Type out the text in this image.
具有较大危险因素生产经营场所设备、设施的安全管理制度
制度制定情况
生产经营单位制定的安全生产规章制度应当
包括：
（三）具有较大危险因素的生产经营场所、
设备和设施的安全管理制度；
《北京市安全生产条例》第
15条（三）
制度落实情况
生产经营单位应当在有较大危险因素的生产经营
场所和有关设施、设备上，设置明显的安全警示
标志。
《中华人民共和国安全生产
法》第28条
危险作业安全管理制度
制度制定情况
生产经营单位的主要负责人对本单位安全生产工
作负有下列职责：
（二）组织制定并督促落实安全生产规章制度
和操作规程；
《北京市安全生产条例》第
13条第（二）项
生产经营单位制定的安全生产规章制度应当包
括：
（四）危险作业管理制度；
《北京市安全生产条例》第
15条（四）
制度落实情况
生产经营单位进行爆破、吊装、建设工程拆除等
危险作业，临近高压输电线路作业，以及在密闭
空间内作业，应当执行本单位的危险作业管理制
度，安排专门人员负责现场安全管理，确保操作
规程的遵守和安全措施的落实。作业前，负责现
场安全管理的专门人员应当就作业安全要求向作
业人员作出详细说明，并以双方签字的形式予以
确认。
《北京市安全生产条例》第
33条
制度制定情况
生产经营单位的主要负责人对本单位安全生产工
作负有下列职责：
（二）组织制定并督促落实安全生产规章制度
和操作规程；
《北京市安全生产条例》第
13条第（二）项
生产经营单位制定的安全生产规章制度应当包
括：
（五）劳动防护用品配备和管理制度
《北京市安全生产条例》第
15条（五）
::::
**PROMPT**
The listing above should be transcribed in full, exactly as written.

**REPLY TO THE EXERCISE**
Type out the text in this image.
具有较大危险因素生产经营场所设备、设施的安全管理制度
制度制定情况
生产经营单位制定的安全生产规章制度应当
包括：
（三）具有较大危险因素的生产经营场所、
设备和设施的安全管理制度；
《北京市安全生产条例》第
15条（三）
制度落实情况
生产经营单位应当在有较大危险因素的生产经营
场所和有关设施、设备上，设置明显的安全警示
标志。
《中华人民共和国安全生产
法》第28条
危险作业安全管理制度
制度制定情况
生产经营单位的主要负责人对本单位安全生产工
作负有下列职责：
（二）组织制定并督促落实安全生产规章制度
和操作规程；
《北京市安全生产条例》第
13条第（二）项
生产经营单位制定的安全生产规章制度应当包
括：
（四）危险作业管理制度；
《北京市安全生产条例》第
15条（四）
制度落实情况
生产经营单位进行爆破、吊装、建设工程拆除等
危险作业，临近高压输电线路作业，以及在密闭
空间内作业，应当执行本单位的危险作业管理制
度，安排专门人员负责现场安全管理，确保操作
规程的遵守和安全措施的落实。作业前，负责现
场安全管理的专门人员应当就作业安全要求向作
业人员作出详细说明，并以双方签字的形式予以
确认。
《北京市安全生产条例》第
33条
制度制定情况
生产经营单位的主要负责人对本单位安全生产工
作负有下列职责：
（二）组织制定并督促落实安全生产规章制度
和操作规程；
《北京市安全生产条例》第
13条第（二）项
生产经营单位制定的安全生产规章制度应当包
括：
（五）劳动防护用品配备和管理制度
《北京市安全生产条例》第
15条（五）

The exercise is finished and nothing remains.